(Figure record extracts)
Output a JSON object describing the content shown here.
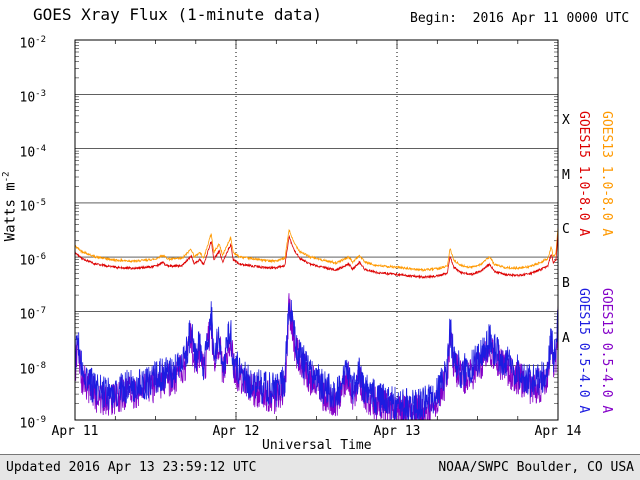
{
  "title": "GOES Xray Flux (1-minute data)",
  "begin_label": "Begin:  2016 Apr 11 0000 UTC",
  "footer": {
    "updated": "Updated 2016 Apr 13 23:59:12 UTC",
    "credit": "NOAA/SWPC Boulder, CO USA"
  },
  "axes": {
    "xlabel": "Universal Time",
    "ylabel_base": "Watts m",
    "ylabel_exp": "-2",
    "y_tick_exponents": [
      -2,
      -3,
      -4,
      -5,
      -6,
      -7,
      -8,
      -9
    ],
    "x_ticks": [
      {
        "t": 0,
        "label": "Apr 11"
      },
      {
        "t": 24,
        "label": "Apr 12"
      },
      {
        "t": 48,
        "label": "Apr 13"
      },
      {
        "t": 72,
        "label": "Apr 14"
      }
    ],
    "class_bands": [
      {
        "label": "X",
        "exp": -3.5
      },
      {
        "label": "M",
        "exp": -4.5
      },
      {
        "label": "C",
        "exp": -5.5
      },
      {
        "label": "B",
        "exp": -6.5
      },
      {
        "label": "A",
        "exp": -7.5
      }
    ]
  },
  "legend": [
    {
      "id": "goes15-long",
      "label": "GOES15 1.0-8.0 A",
      "color": "#dd0000"
    },
    {
      "id": "goes13-long",
      "label": "GOES13 1.0-8.0 A",
      "color": "#ff9900"
    },
    {
      "id": "goes15-short",
      "label": "GOES15 0.5-4.0 A",
      "color": "#1c1ce0"
    },
    {
      "id": "goes13-short",
      "label": "GOES13 0.5-4.0 A",
      "color": "#8400c8"
    }
  ],
  "render": {
    "seed": 42,
    "sample_hours": 0.05
  },
  "chart_data": {
    "type": "line",
    "title": "GOES Xray Flux (1-minute data)",
    "x_unit": "hours since 2016 Apr 11 0000 UTC",
    "xlim": [
      0,
      72
    ],
    "ylim_exp": [
      -9,
      -2
    ],
    "y_scale": "log",
    "grid": "decade horizontal lines, dotted day boundaries",
    "series": [
      {
        "name": "GOES13 1.0-8.0 A",
        "color": "#ff9900",
        "noise_dex": 0.02,
        "points": [
          [
            0,
            1.6e-06
          ],
          [
            1,
            1.28e-06
          ],
          [
            3,
            1.01e-06
          ],
          [
            6,
            8.8e-07
          ],
          [
            9,
            8.4e-07
          ],
          [
            12,
            9.2e-07
          ],
          [
            13,
            1.08e-06
          ],
          [
            14,
            9.2e-07
          ],
          [
            16,
            9.5e-07
          ],
          [
            17.3,
            1.42e-06
          ],
          [
            17.8,
            1.01e-06
          ],
          [
            18.6,
            1.22e-06
          ],
          [
            19.2,
            9.7e-07
          ],
          [
            20.3,
            2.7e-06
          ],
          [
            20.7,
            1.22e-06
          ],
          [
            21.5,
            1.76e-06
          ],
          [
            22,
            1.08e-06
          ],
          [
            23.2,
            2.3e-06
          ],
          [
            23.6,
            1.22e-06
          ],
          [
            24.5,
            1.01e-06
          ],
          [
            26,
            9.5e-07
          ],
          [
            28,
            8.8e-07
          ],
          [
            30,
            8.5e-07
          ],
          [
            31.3,
            9.5e-07
          ],
          [
            31.9,
            3.2e-06
          ],
          [
            32.6,
            1.89e-06
          ],
          [
            33.5,
            1.28e-06
          ],
          [
            35,
            1.01e-06
          ],
          [
            37,
            8.8e-07
          ],
          [
            39,
            7.8e-07
          ],
          [
            40.8,
            1.01e-06
          ],
          [
            41.4,
            8.1e-07
          ],
          [
            42.4,
            1.08e-06
          ],
          [
            43.2,
            8.1e-07
          ],
          [
            45,
            7e-07
          ],
          [
            48,
            6.5e-07
          ],
          [
            50,
            6.1e-07
          ],
          [
            52,
            5.8e-07
          ],
          [
            54,
            6.1e-07
          ],
          [
            55.5,
            6.8e-07
          ],
          [
            55.9,
            1.42e-06
          ],
          [
            56.5,
            8.8e-07
          ],
          [
            57.5,
            7e-07
          ],
          [
            59,
            6.5e-07
          ],
          [
            60.5,
            7.4e-07
          ],
          [
            61.8,
            1.01e-06
          ],
          [
            62.5,
            7.4e-07
          ],
          [
            64,
            6.5e-07
          ],
          [
            66,
            6.2e-07
          ],
          [
            68,
            6.8e-07
          ],
          [
            69.5,
            8.1e-07
          ],
          [
            70.5,
            9.5e-07
          ],
          [
            71,
            1.55e-06
          ],
          [
            71.3,
            1.01e-06
          ],
          [
            71.7,
            1.22e-06
          ],
          [
            72,
            3.8e-06
          ]
        ]
      },
      {
        "name": "GOES15 1.0-8.0 A",
        "color": "#dd0000",
        "noise_dex": 0.02,
        "points": [
          [
            0,
            1.2e-06
          ],
          [
            1,
            9.5e-07
          ],
          [
            3,
            7.5e-07
          ],
          [
            6,
            6.5e-07
          ],
          [
            9,
            6.2e-07
          ],
          [
            12,
            6.8e-07
          ],
          [
            13,
            8e-07
          ],
          [
            14,
            6.8e-07
          ],
          [
            16,
            7e-07
          ],
          [
            17.3,
            1.05e-06
          ],
          [
            17.8,
            7.5e-07
          ],
          [
            18.6,
            9e-07
          ],
          [
            19.2,
            7.2e-07
          ],
          [
            20.3,
            2e-06
          ],
          [
            20.7,
            9e-07
          ],
          [
            21.5,
            1.3e-06
          ],
          [
            22,
            8e-07
          ],
          [
            23.2,
            1.7e-06
          ],
          [
            23.6,
            9e-07
          ],
          [
            24.5,
            7.5e-07
          ],
          [
            26,
            7e-07
          ],
          [
            28,
            6.5e-07
          ],
          [
            30,
            6.3e-07
          ],
          [
            31.3,
            7e-07
          ],
          [
            31.9,
            2.4e-06
          ],
          [
            32.6,
            1.4e-06
          ],
          [
            33.5,
            9.5e-07
          ],
          [
            35,
            7.5e-07
          ],
          [
            37,
            6.5e-07
          ],
          [
            39,
            5.8e-07
          ],
          [
            40.8,
            7.5e-07
          ],
          [
            41.4,
            6e-07
          ],
          [
            42.4,
            8e-07
          ],
          [
            43.2,
            6e-07
          ],
          [
            45,
            5.2e-07
          ],
          [
            48,
            4.8e-07
          ],
          [
            50,
            4.5e-07
          ],
          [
            52,
            4.3e-07
          ],
          [
            54,
            4.5e-07
          ],
          [
            55.5,
            5e-07
          ],
          [
            55.9,
            1.05e-06
          ],
          [
            56.5,
            6.5e-07
          ],
          [
            57.5,
            5.2e-07
          ],
          [
            59,
            4.8e-07
          ],
          [
            60.5,
            5.5e-07
          ],
          [
            61.8,
            7.5e-07
          ],
          [
            62.5,
            5.5e-07
          ],
          [
            64,
            4.8e-07
          ],
          [
            66,
            4.6e-07
          ],
          [
            68,
            5e-07
          ],
          [
            69.5,
            6e-07
          ],
          [
            70.5,
            7e-07
          ],
          [
            71,
            1.15e-06
          ],
          [
            71.3,
            7.5e-07
          ],
          [
            71.7,
            9e-07
          ],
          [
            72,
            2.8e-06
          ]
        ]
      },
      {
        "name": "GOES13 0.5-4.0 A",
        "color": "#8400c8",
        "noise_dex": 0.32,
        "points": [
          [
            0,
            9e-09
          ],
          [
            0.5,
            2.2e-08
          ],
          [
            1,
            6e-09
          ],
          [
            2,
            3.8e-09
          ],
          [
            3.5,
            2.6e-09
          ],
          [
            5,
            2.3e-09
          ],
          [
            7,
            3e-09
          ],
          [
            9,
            3.4e-09
          ],
          [
            11,
            3.8e-09
          ],
          [
            13,
            5.3e-09
          ],
          [
            15,
            6e-09
          ],
          [
            16.5,
            1.1e-08
          ],
          [
            17.3,
            3.8e-08
          ],
          [
            17.8,
            9e-09
          ],
          [
            18.6,
            1.9e-08
          ],
          [
            19.2,
            6.8e-09
          ],
          [
            20.3,
            6.8e-08
          ],
          [
            20.7,
            1.1e-08
          ],
          [
            21.5,
            3e-08
          ],
          [
            22,
            7.5e-09
          ],
          [
            23.2,
            3.8e-08
          ],
          [
            23.6,
            9e-09
          ],
          [
            24.5,
            6e-09
          ],
          [
            26,
            3.8e-09
          ],
          [
            28,
            3e-09
          ],
          [
            30,
            2.6e-09
          ],
          [
            31.3,
            4.5e-09
          ],
          [
            31.9,
            1.2e-07
          ],
          [
            32.6,
            3e-08
          ],
          [
            33.5,
            1.1e-08
          ],
          [
            35,
            6e-09
          ],
          [
            37,
            3e-09
          ],
          [
            39,
            2.3e-09
          ],
          [
            40.8,
            6e-09
          ],
          [
            41.4,
            3e-09
          ],
          [
            42.4,
            5.3e-09
          ],
          [
            43.2,
            2.6e-09
          ],
          [
            45,
            1.9e-09
          ],
          [
            48,
            1.5e-09
          ],
          [
            50,
            1.4e-09
          ],
          [
            52,
            1.5e-09
          ],
          [
            54,
            2.3e-09
          ],
          [
            55.5,
            6e-09
          ],
          [
            55.9,
            3.4e-08
          ],
          [
            56.5,
            1.1e-08
          ],
          [
            57.5,
            6e-09
          ],
          [
            59,
            6.8e-09
          ],
          [
            60.5,
            1.1e-08
          ],
          [
            61.8,
            2.2e-08
          ],
          [
            62.5,
            1.5e-08
          ],
          [
            64,
            9e-09
          ],
          [
            66,
            6e-09
          ],
          [
            68,
            3.8e-09
          ],
          [
            69.5,
            4.5e-09
          ],
          [
            70.5,
            7.5e-09
          ],
          [
            71,
            2.6e-08
          ],
          [
            71.3,
            1.1e-08
          ],
          [
            71.7,
            1.5e-08
          ],
          [
            72,
            8e-08
          ]
        ]
      },
      {
        "name": "GOES15 0.5-4.0 A",
        "color": "#1c1ce0",
        "noise_dex": 0.32,
        "points": [
          [
            0,
            1.2e-08
          ],
          [
            0.5,
            3e-08
          ],
          [
            1,
            8e-09
          ],
          [
            2,
            5e-09
          ],
          [
            3.5,
            3.5e-09
          ],
          [
            5,
            3e-09
          ],
          [
            7,
            4e-09
          ],
          [
            9,
            4.5e-09
          ],
          [
            11,
            5e-09
          ],
          [
            13,
            7e-09
          ],
          [
            15,
            8e-09
          ],
          [
            16.5,
            1.5e-08
          ],
          [
            17.3,
            5e-08
          ],
          [
            17.8,
            1.2e-08
          ],
          [
            18.6,
            2.5e-08
          ],
          [
            19.2,
            9e-09
          ],
          [
            20.3,
            9e-08
          ],
          [
            20.7,
            1.5e-08
          ],
          [
            21.5,
            4e-08
          ],
          [
            22,
            1e-08
          ],
          [
            23.2,
            5e-08
          ],
          [
            23.6,
            1.2e-08
          ],
          [
            24.5,
            8e-09
          ],
          [
            26,
            5e-09
          ],
          [
            28,
            4e-09
          ],
          [
            30,
            3.5e-09
          ],
          [
            31.3,
            6e-09
          ],
          [
            31.9,
            1.6e-07
          ],
          [
            32.6,
            4e-08
          ],
          [
            33.5,
            1.5e-08
          ],
          [
            35,
            8e-09
          ],
          [
            37,
            4e-09
          ],
          [
            39,
            3e-09
          ],
          [
            40.8,
            8e-09
          ],
          [
            41.4,
            4e-09
          ],
          [
            42.4,
            7e-09
          ],
          [
            43.2,
            3.5e-09
          ],
          [
            45,
            2.5e-09
          ],
          [
            48,
            2e-09
          ],
          [
            50,
            1.8e-09
          ],
          [
            52,
            2e-09
          ],
          [
            54,
            3e-09
          ],
          [
            55.5,
            8e-09
          ],
          [
            55.9,
            4.5e-08
          ],
          [
            56.5,
            1.5e-08
          ],
          [
            57.5,
            8e-09
          ],
          [
            59,
            9e-09
          ],
          [
            60.5,
            1.5e-08
          ],
          [
            61.8,
            3e-08
          ],
          [
            62.5,
            2e-08
          ],
          [
            64,
            1.2e-08
          ],
          [
            66,
            8e-09
          ],
          [
            68,
            5e-09
          ],
          [
            69.5,
            6e-09
          ],
          [
            70.5,
            1e-08
          ],
          [
            71,
            3.5e-08
          ],
          [
            71.3,
            1.5e-08
          ],
          [
            71.7,
            2e-08
          ],
          [
            72,
            1.1e-07
          ]
        ]
      }
    ]
  }
}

WHAT TO WORK ON:
Out of the preceding entries, pull every line containing the string "color".

RESPONSE TO THE TASK:
      "color": "#dd0000"
      "color": "#ff9900"
      "color": "#1c1ce0"
      "color": "#8400c8"
        "color": "#ff9900",
        "color": "#dd0000",
        "color": "#8400c8",
        "color": "#1c1ce0",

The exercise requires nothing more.